**What this task involves**
Set the listing down again exactly, please, apart from its pictures.

#####

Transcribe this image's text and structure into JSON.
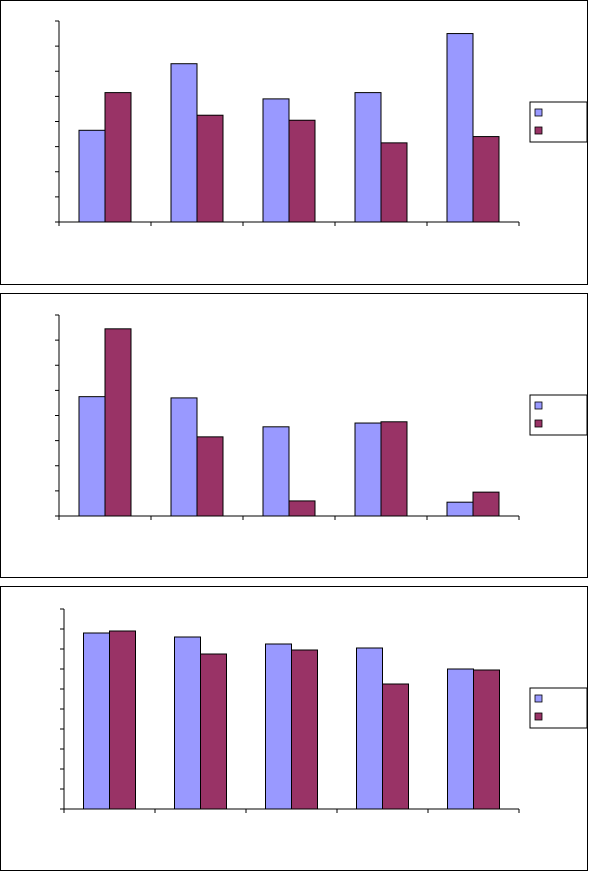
{
  "colors": {
    "series_a": "#9999ff",
    "series_b": "#993366",
    "axis": "#000000"
  },
  "chart_data": [
    {
      "type": "bar",
      "categories": [
        "",
        "",
        "",
        "",
        ""
      ],
      "series": [
        {
          "values": [
            3.65,
            6.3,
            4.9,
            5.15,
            7.5
          ]
        },
        {
          "values": [
            5.15,
            4.25,
            4.05,
            3.15,
            3.4
          ]
        }
      ],
      "ylim": [
        0,
        8
      ],
      "legend": "right",
      "grid": false,
      "title": "",
      "xlabel": "",
      "ylabel": ""
    },
    {
      "type": "bar",
      "categories": [
        "",
        "",
        "",
        "",
        ""
      ],
      "series": [
        {
          "values": [
            4.75,
            4.7,
            3.55,
            3.7,
            0.55
          ]
        },
        {
          "values": [
            7.45,
            3.15,
            0.6,
            3.75,
            0.95
          ]
        }
      ],
      "ylim": [
        0,
        8
      ],
      "legend": "right",
      "grid": false,
      "title": "",
      "xlabel": "",
      "ylabel": ""
    },
    {
      "type": "bar",
      "categories": [
        "",
        "",
        "",
        "",
        ""
      ],
      "series": [
        {
          "values": [
            8.8,
            8.6,
            8.25,
            8.05,
            7.0
          ]
        },
        {
          "values": [
            8.9,
            7.75,
            7.95,
            6.25,
            6.95
          ]
        }
      ],
      "ylim": [
        0,
        10
      ],
      "legend": "right",
      "grid": false,
      "title": "",
      "xlabel": "",
      "ylabel": ""
    }
  ]
}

#####

**Answer to the task**
Transcribe this image's text and structure into JSON.
{
  "colors": {
    "series_a": "#9999ff",
    "series_b": "#993366",
    "axis": "#000000"
  },
  "chart_data": [
    {
      "type": "bar",
      "categories": [
        "",
        "",
        "",
        "",
        ""
      ],
      "series": [
        {
          "values": [
            3.65,
            6.3,
            4.9,
            5.15,
            7.5
          ]
        },
        {
          "values": [
            5.15,
            4.25,
            4.05,
            3.15,
            3.4
          ]
        }
      ],
      "ylim": [
        0,
        8
      ],
      "legend": "right",
      "grid": false,
      "title": "",
      "xlabel": "",
      "ylabel": ""
    },
    {
      "type": "bar",
      "categories": [
        "",
        "",
        "",
        "",
        ""
      ],
      "series": [
        {
          "values": [
            4.75,
            4.7,
            3.55,
            3.7,
            0.55
          ]
        },
        {
          "values": [
            7.45,
            3.15,
            0.6,
            3.75,
            0.95
          ]
        }
      ],
      "ylim": [
        0,
        8
      ],
      "legend": "right",
      "grid": false,
      "title": "",
      "xlabel": "",
      "ylabel": ""
    },
    {
      "type": "bar",
      "categories": [
        "",
        "",
        "",
        "",
        ""
      ],
      "series": [
        {
          "values": [
            8.8,
            8.6,
            8.25,
            8.05,
            7.0
          ]
        },
        {
          "values": [
            8.9,
            7.75,
            7.95,
            6.25,
            6.95
          ]
        }
      ],
      "ylim": [
        0,
        10
      ],
      "legend": "right",
      "grid": false,
      "title": "",
      "xlabel": "",
      "ylabel": ""
    }
  ]
}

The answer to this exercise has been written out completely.